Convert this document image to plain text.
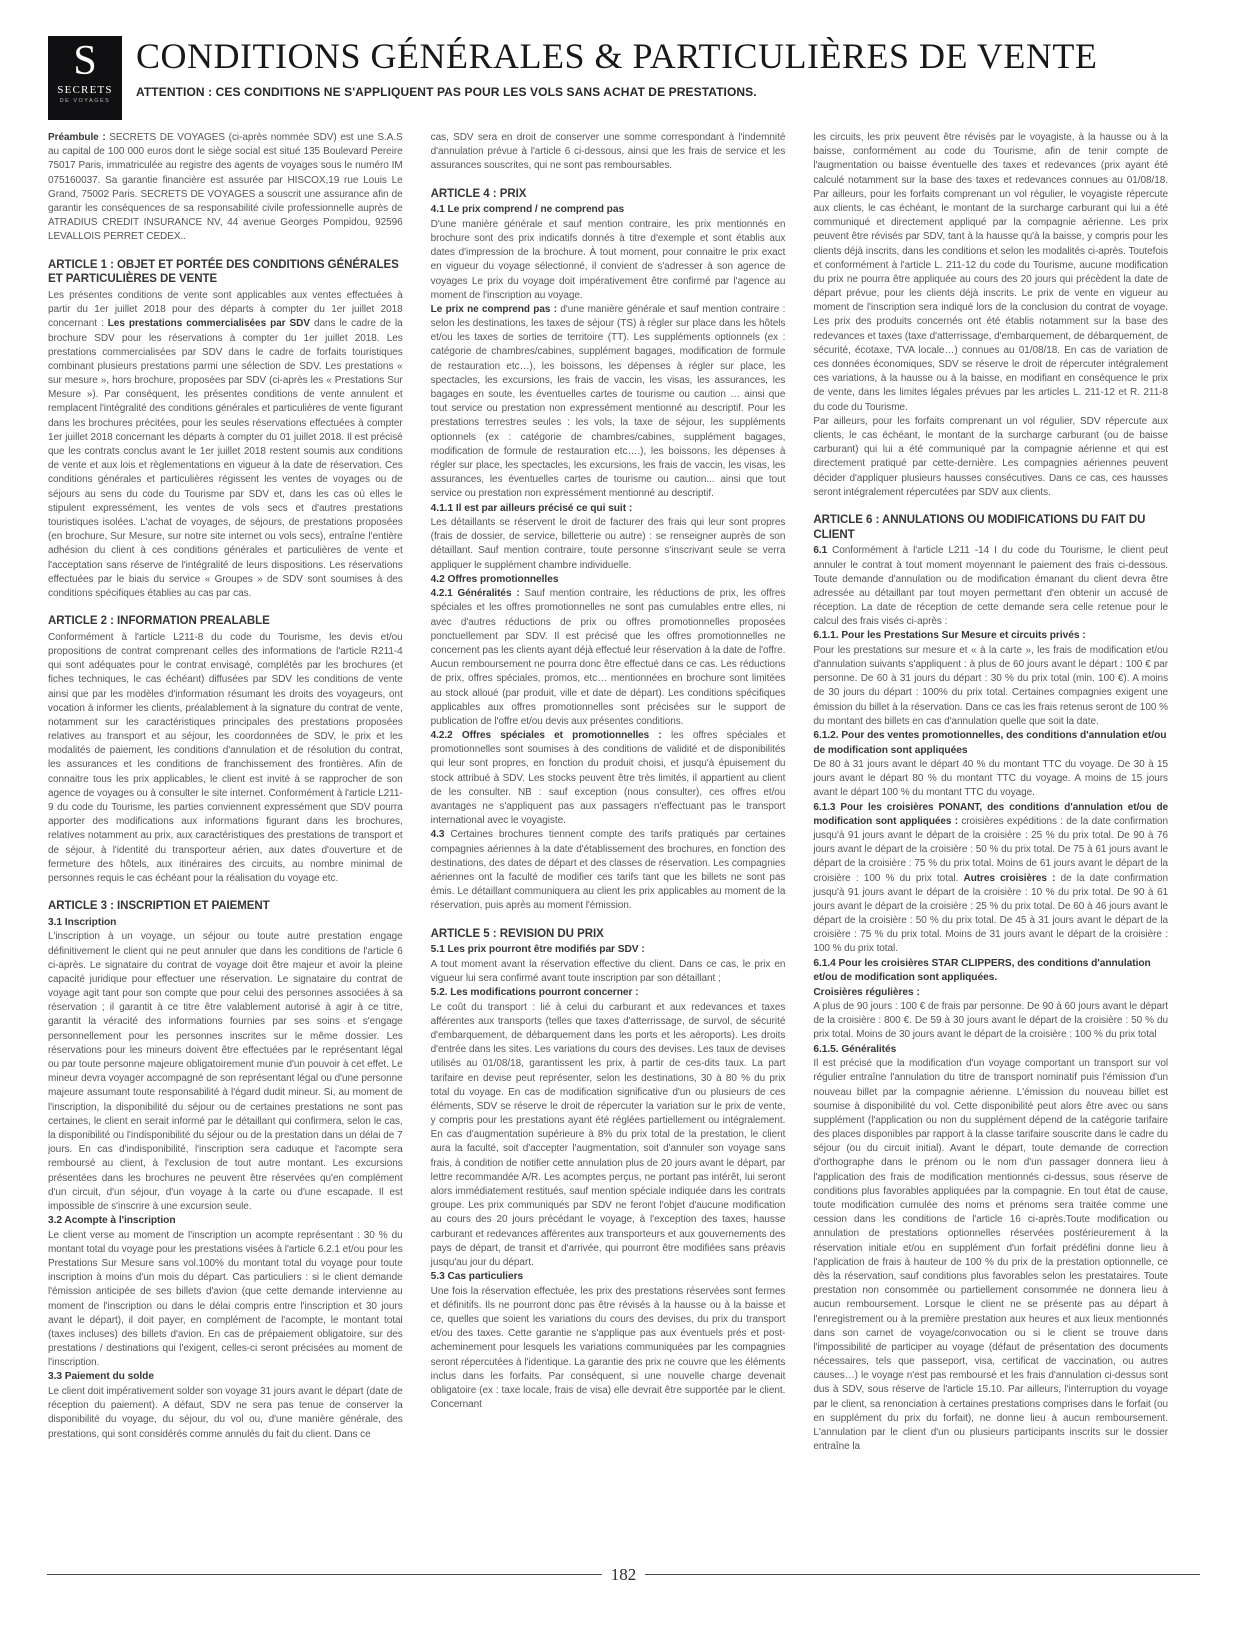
S
SECRETS
DE VOYAGES
CONDITIONS GÉNÉRALES & PARTICULIÈRES DE VENTE
ATTENTION : CES CONDITIONS NE S'APPLIQUENT PAS POUR LES VOLS SANS ACHAT DE PRESTATIONS.
Préambule : SECRETS DE VOYAGES (ci-après nommée SDV) est une S.A.S au capital de 100 000 euros dont le siège social est situé 135 Boulevard Pereire 75017 Paris, immatriculée au registre des agents de voyages sous le numéro IM 075160037. Sa garantie financière est assurée par HISCOX,19 rue Louis Le Grand, 75002 Paris. SECRETS DE VOYAGES a souscrit une assurance afin de garantir les conséquences de sa responsabilité civile professionnelle auprès de ATRADIUS CREDIT INSURANCE NV, 44 avenue Georges Pompidou, 92596 LEVALLOIS PERRET CEDEX..
ARTICLE 1 : OBJET ET PORTÉE DES CONDITIONS GÉNÉRALES ET PARTICULIÈRES DE VENTE
Les présentes conditions de vente sont applicables aux ventes effectuées à partir du 1er juillet 2018 pour des départs à compter du 1er juillet 2018 concernant : Les prestations commercialisées par SDV dans le cadre de la brochure SDV pour les réservations à compter du 1er juillet 2018. Les prestations commercialisées par SDV dans le cadre de forfaits touristiques combinant plusieurs prestations parmi une sélection de SDV. Les prestations « sur mesure », hors brochure, proposées par SDV (ci-après les « Prestations Sur Mesure »). Par conséquent, les présentes conditions de vente annulent et remplacent l'intégralité des conditions générales et particulières de vente figurant dans les brochures précitées, pour les seules réservations effectuées à compter 1er juillet 2018 concernant les départs à compter du 01 juillet 2018. Il est précisé que les contrats conclus avant le 1er juillet 2018 restent soumis aux conditions de vente et aux lois et règlementations en vigueur à la date de réservation. Ces conditions générales et particulières régissent les ventes de voyages ou de séjours au sens du code du Tourisme par SDV et, dans les cas où elles le stipulent expressément, les ventes de vols secs et d'autres prestations touristiques isolées. L'achat de voyages, de séjours, de prestations proposées (en brochure, Sur Mesure, sur notre site internet ou vols secs), entraîne l'entière adhésion du client à ces conditions générales et particulières de vente et l'acceptation sans réserve de l'intégralité de leurs dispositions. Les réservations effectuées par le biais du service « Groupes » de SDV sont soumises à des conditions spécifiques établies au cas par cas.
ARTICLE 2 : INFORMATION PREALABLE
Conformément à l'article L211-8 du code du Tourisme, les devis et/ou propositions de contrat comprenant celles des informations de l'article R211-4 qui sont adéquates pour le contrat envisagé, complétés par les brochures (et fiches techniques, le cas échéant) diffusées par SDV les conditions de vente ainsi que par les modèles d'information résumant les droits des voyageurs, ont vocation à informer les clients, préalablement à la signature du contrat de vente, notamment sur les caractéristiques principales des prestations proposées relatives au transport et au séjour, les coordonnées de SDV, le prix et les modalités de paiement, les conditions d'annulation et de résolution du contrat, les assurances et les conditions de franchissement des frontières. Afin de connaitre tous les prix applicables, le client est invité à se rapprocher de son agence de voyages ou à consulter le site internet. Conformément à l'article L211-9 du code du Tourisme, les parties conviennent expressément que SDV pourra apporter des modifications aux informations figurant dans les brochures, relatives notamment au prix, aux caractéristiques des prestations de transport et de séjour, à l'identité du transporteur aérien, aux dates d'ouverture et de fermeture des hôtels, aux itinéraires des circuits, au nombre minimal de personnes requis le cas échéant pour la réalisation du voyage etc.
ARTICLE 3 : INSCRIPTION ET PAIEMENT
3.1 Inscription
L'inscription à un voyage, un séjour ou toute autre prestation engage définitivement le client qui ne peut annuler que dans les conditions de l'article 6 ci-après. Le signataire du contrat de voyage doit être majeur et avoir la pleine capacité juridique pour effectuer une réservation. Le signataire du contrat de voyage agit tant pour son compte que pour celui des personnes associées à sa réservation ; il garantit à ce titre être valablement autorisé à agir à ce titre, garantit la véracité des informations fournies par ses soins et s'engage personnellement pour les personnes inscrites sur le même dossier. Les réservations pour les mineurs doivent être effectuées par le représentant légal ou par toute personne majeure obligatoirement munie d'un pouvoir à cet effet. Le mineur devra voyager accompagné de son représentant légal ou d'une personne majeure assumant toute responsabilité à l'égard dudit mineur. Si, au moment de l'inscription, la disponibilité du séjour ou de certaines prestations ne sont pas certaines, le client en serait informé par le détaillant qui confirmera, selon le cas, la disponibilité ou l'indisponibilité du séjour ou de la prestation dans un délai de 7 jours. En cas d'indisponibilité, l'inscription sera caduque et l'acompte sera remboursé au client, à l'exclusion de tout autre montant. Les excursions présentées dans les brochures ne peuvent être réservées qu'en complément d'un circuit, d'un séjour, d'un voyage à la carte ou d'une escapade. Il est impossible de s'inscrire à une excursion seule.
3.2 Acompte à l'inscription
Le client verse au moment de l'inscription un acompte représentant : 30 % du montant total du voyage pour les prestations visées à l'article 6.2.1 et/ou pour les Prestations Sur Mesure sans vol.100% du montant total du voyage pour toute inscription à moins d'un mois du départ. Cas particuliers : si le client demande l'émission anticipée de ses billets d'avion (que cette demande intervienne au moment de l'inscription ou dans le délai compris entre l'inscription et 30 jours avant le départ), il doit payer, en complément de l'acompte, le montant total (taxes incluses) des billets d'avion. En cas de prépaiement obligatoire, sur des prestations / destinations qui l'exigent, celles-ci seront précisées au moment de l'inscription.
3.3 Paiement du solde
Le client doit impérativement solder son voyage 31 jours avant le départ (date de réception du paiement). A défaut, SDV ne sera pas tenue de conserver la disponibilité du voyage, du séjour, du vol ou, d'une manière générale, des prestations, qui sont considérés comme annulés du fait du client. Dans ce
cas, SDV sera en droit de conserver une somme correspondant à l'indemnité d'annulation prévue à l'article 6 ci-dessous, ainsi que les frais de service et les assurances souscrites, qui ne sont pas remboursables.
ARTICLE 4 : PRIX
4.1 Le prix comprend / ne comprend pas
D'une manière générale et sauf mention contraire, les prix mentionnés en brochure sont des prix indicatifs donnés à titre d'exemple et sont établis aux dates d'impression de la brochure. À tout moment, pour connaitre le prix exact en vigueur du voyage sélectionné, il convient de s'adresser à son agence de voyages Le prix du voyage doit impérativement être confirmé par l'agence au moment de l'inscription au voyage.
Le prix ne comprend pas : d'une manière générale et sauf mention contraire : selon les destinations, les taxes de séjour (TS) à régler sur place dans les hôtels et/ou les taxes de sorties de territoire (TT). Les suppléments optionnels (ex : catégorie de chambres/cabines, supplément bagages, modification de formule de restauration etc…), les boissons, les dépenses à régler sur place, les spectacles, les excursions, les frais de vaccin, les visas, les assurances, les bagages en soute, les éventuelles cartes de tourisme ou caution … ainsi que tout service ou prestation non expressément mentionné au descriptif. Pour les prestations terrestres seules : les vols, la taxe de séjour, les suppléments optionnels (ex : catégorie de chambres/cabines, supplément bagages, modification de formule de restauration etc….), les boissons, les dépenses à régler sur place, les spectacles, les excursions, les frais de vaccin, les visas, les assurances, les éventuelles cartes de tourisme ou caution... ainsi que tout service ou prestation non expressément mentionné au descriptif.
4.1.1 Il est par ailleurs précisé ce qui suit :
Les détaillants se réservent le droit de facturer des frais qui leur sont propres (frais de dossier, de service, billetterie ou autre) : se renseigner auprès de son détaillant. Sauf mention contraire, toute personne s'inscrivant seule se verra appliquer le supplément chambre individuelle.
4.2 Offres promotionnelles
4.2.1 Généralités : Sauf mention contraire, les réductions de prix, les offres spéciales et les offres promotionnelles ne sont pas cumulables entre elles, ni avec d'autres réductions de prix ou offres promotionnelles proposées ponctuellement par SDV. Il est précisé que les offres promotionnelles ne concernent pas les clients ayant déjà effectué leur réservation à la date de l'offre. Aucun remboursement ne pourra donc être effectué dans ce cas. Les réductions de prix, offres spéciales, promos, etc… mentionnées en brochure sont limitées au stock alloué (par produit, ville et date de départ). Les conditions spécifiques applicables aux offres promotionnelles sont précisées sur le support de publication de l'offre et/ou devis aux présentes conditions.
4.2.2 Offres spéciales et promotionnelles : les offres spéciales et promotionnelles sont soumises à des conditions de validité et de disponibilités qui leur sont propres, en fonction du produit choisi, et jusqu'à épuisement du stock attribué à SDV. Les stocks peuvent être très limités, il appartient au client de les consulter. NB : sauf exception (nous consulter), ces offres et/ou avantages ne s'appliquent pas aux passagers n'effectuant pas le transport international avec le voyagiste.
4.3 Certaines brochures tiennent compte des tarifs pratiqués par certaines compagnies aériennes à la date d'établissement des brochures, en fonction des destinations, des dates de départ et des classes de réservation. Les compagnies aériennes ont la faculté de modifier ces tarifs tant que les billets ne sont pas émis. Le détaillant communiquera au client les prix applicables au moment de la réservation, puis après au moment l'émission.
ARTICLE 5 : REVISION DU PRIX
5.1 Les prix pourront être modifiés par SDV :
A tout moment avant la réservation effective du client. Dans ce cas, le prix en vigueur lui sera confirmé avant toute inscription par son détaillant ;
5.2. Les modifications pourront concerner :
Le coût du transport : lié à celui du carburant et aux redevances et taxes afférentes aux transports (telles que taxes d'atterrissage, de survol, de sécurité d'embarquement, de débarquement dans les ports et les aéroports). Les droits d'entrée dans les sites. Les variations du cours des devises. Les taux de devises utilisés au 01/08/18, garantissent les prix, à partir de ces-dits taux. La part tarifaire en devise peut représenter, selon les destinations, 30 à 80 % du prix total du voyage. En cas de modification significative d'un ou plusieurs de ces éléments, SDV se réserve le droit de répercuter la variation sur le prix de vente, y compris pour les prestations ayant été réglées partiellement ou intégralement. En cas d'augmentation supérieure à 8% du prix total de la prestation, le client aura la faculté, soit d'accepter l'augmentation, soit d'annuler son voyage sans frais, à condition de notifier cette annulation plus de 20 jours avant le départ, par lettre recommandée A/R. Les acomptes perçus, ne portant pas intérêt, lui seront alors immédiatement restitués, sauf mention spéciale indiquée dans les contrats groupe. Les prix communiqués par SDV ne feront l'objet d'aucune modification au cours des 20 jours précédant le voyage, à l'exception des taxes, hausse carburant et redevances afférentes aux transporteurs et aux gouvernements des pays de départ, de transit et d'arrivée, qui pourront être modifiées sans préavis jusqu'au jour du départ.
5.3 Cas particuliers
Une fois la réservation effectuée, les prix des prestations réservées sont fermes et définitifs. Ils ne pourront donc pas être révisés à la hausse ou à la baisse et ce, quelles que soient les variations du cours des devises, du prix du transport et/ou des taxes. Cette garantie ne s'applique pas aux éventuels prés et post-acheminement pour lesquels les variations communiquées par les compagnies seront répercutées à l'identique. La garantie des prix ne couvre que les éléments inclus dans les forfaits. Par conséquent, si une nouvelle charge devenait obligatoire (ex : taxe locale, frais de visa) elle devrait être supportée par le client. Concernant
les circuits, les prix peuvent être révisés par le voyagiste, à la hausse ou à la baisse, conformément au code du Tourisme, afin de tenir compte de l'augmentation ou baisse éventuelle des taxes et redevances (prix ayant été calculé notamment sur la base des taxes et redevances connues au 01/08/18. Par ailleurs, pour les forfaits comprenant un vol régulier, le voyagiste répercute aux clients, le cas échéant, le montant de la surcharge carburant qui lui a été communiqué et directement appliqué par la compagnie aérienne. Les prix peuvent être révisés par SDV, tant à la hausse qu'à la baisse, y compris pour les clients déjà inscrits, dans les conditions et selon les modalités ci-après. Toutefois et conformément à l'article L. 211-12 du code du Tourisme, aucune modification du prix ne pourra être appliquée au cours des 20 jours qui précèdent la date de départ prévue, pour les clients déjà inscrits. Le prix de vente en vigueur au moment de l'inscription sera indiqué lors de la conclusion du contrat de voyage. Les prix des produits concernés ont été établis notamment sur la base des redevances et taxes (taxe d'atterrissage, d'embarquement, de débarquement, de sécurité, écotaxe, TVA locale…) connues au 01/08/18. En cas de variation de ces données économiques, SDV se réserve le droit de répercuter intégralement ces variations, à la hausse ou à la baisse, en modifiant en conséquence le prix de vente, dans les limites légales prévues par les articles L. 211-12 et R. 211-8 du code du Tourisme.
Par ailleurs, pour les forfaits comprenant un vol régulier, SDV répercute aux clients, le cas échéant, le montant de la surcharge carburant (ou de baisse carburant) qui lui a été communiqué par la compagnie aérienne et qui est directement pratiqué par cette-dernière. Les compagnies aériennes peuvent décider d'appliquer plusieurs hausses consécutives. Dans ce cas, ces hausses seront intégralement répercutées par SDV aux clients.
ARTICLE 6 : ANNULATIONS OU MODIFICATIONS DU FAIT DU CLIENT
6.1 Conformément à l'article L211 -14 I du code du Tourisme, le client peut annuler le contrat à tout moment moyennant le paiement des frais ci-dessous. Toute demande d'annulation ou de modification émanant du client devra être adressée au détaillant par tout moyen permettant d'en obtenir un accusé de réception. La date de réception de cette demande sera celle retenue pour le calcul des frais visés ci-après :
6.1.1. Pour les Prestations Sur Mesure et circuits privés :
Pour les prestations sur mesure et « à la carte », les frais de modification et/ou d'annulation suivants s'appliquent : à plus de 60 jours avant le départ : 100 € par personne. De 60 à 31 jours du départ : 30 % du prix total (min. 100 €). A moins de 30 jours du départ : 100% du prix total. Certaines compagnies exigent une émission du billet à la réservation. Dans ce cas les frais retenus seront de 100 % du montant des billets en cas d'annulation quelle que soit la date.
6.1.2. Pour des ventes promotionnelles, des conditions d'annulation et/ou de modification sont appliquées
De 80 à 31 jours avant le départ 40 % du montant TTC du voyage. De 30 à 15 jours avant le départ 80 % du montant TTC du voyage. A moins de 15 jours avant le départ 100 % du montant TTC du voyage.
6.1.3 Pour les croisières PONANT, des conditions d'annulation et/ou de modification sont appliquées : croisières expéditions : de la date confirmation jusqu'à 91 jours avant le départ de la croisière : 25 % du prix total. De 90 à 76 jours avant le départ de la croisière : 50 % du prix total. De 75 à 61 jours avant le départ de la croisière : 75 % du prix total. Moins de 61 jours avant le départ de la croisière : 100 % du prix total. Autres croisières : de la date confirmation jusqu'à 91 jours avant le départ de la croisière : 10 % du prix total. De 90 à 61 jours avant le départ de la croisière : 25 % du prix total. De 60 à 46 jours avant le départ de la croisière : 50 % du prix total. De 45 à 31 jours avant le départ de la croisière : 75 % du prix total. Moins de 31 jours avant le départ de la croisière : 100 % du prix total.
6.1.4 Pour les croisières STAR CLIPPERS, des conditions d'annulation et/ou de modification sont appliquées.
Croisières régulières :
A plus de 90 jours : 100 € de frais par personne. De 90 à 60 jours avant le départ de la croisière : 800 €. De 59 à 30 jours avant le départ de la croisière : 50 % du prix total. Moins de 30 jours avant le départ de la croisière : 100 % du prix total
6.1.5. Généralités
Il est précisé que la modification d'un voyage comportant un transport sur vol régulier entraîne l'annulation du titre de transport nominatif puis l'émission d'un nouveau billet par la compagnie aérienne. L'émission du nouveau billet est soumise à disponibilité du vol. Cette disponibilité peut alors être avec ou sans supplément (l'application ou non du supplément dépend de la catégorie tarifaire des places disponibles par rapport à la classe tarifaire souscrite dans le cadre du séjour (ou du circuit initial). Avant le départ, toute demande de correction d'orthographe dans le prénom ou le nom d'un passager donnera lieu à l'application des frais de modification mentionnés ci-dessus, sous réserve de conditions plus favorables appliquées par la compagnie. En tout état de cause, toute modification cumulée des noms et prénoms sera traitée comme une cession dans les conditions de l'article 16 ci-après.Toute modification ou annulation de prestations optionnelles réservées postérieurement à la réservation initiale et/ou en supplément d'un forfait prédéfini donne lieu à l'application de frais à hauteur de 100 % du prix de la prestation optionnelle, ce dès la réservation, sauf conditions plus favorables selon les prestataires. Toute prestation non consommée ou partiellement consommée ne donnera lieu à aucun remboursement. Lorsque le client ne se présente pas au départ à l'enregistrement ou à la première prestation aux heures et aux lieux mentionnés dans son carnet de voyage/convocation ou si le client se trouve dans l'impossibilité de participer au voyage (défaut de présentation des documents nécessaires, tels que passeport, visa, certificat de vaccination, ou autres causes…) le voyage n'est pas remboursé et les frais d'annulation ci-dessus sont dus à SDV, sous réserve de l'article 15.10. Par ailleurs, l'interruption du voyage par le client, sa renonciation à certaines prestations comprises dans le forfait (ou en supplément du prix du forfait), ne donne lieu à aucun remboursement. L'annulation par le client d'un ou plusieurs participants inscrits sur le dossier entraîne la
182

# Requirement:
Work through the data and report how many of its lines hold the word "confirmé", giving only the figure.

# Answer to this problem:
2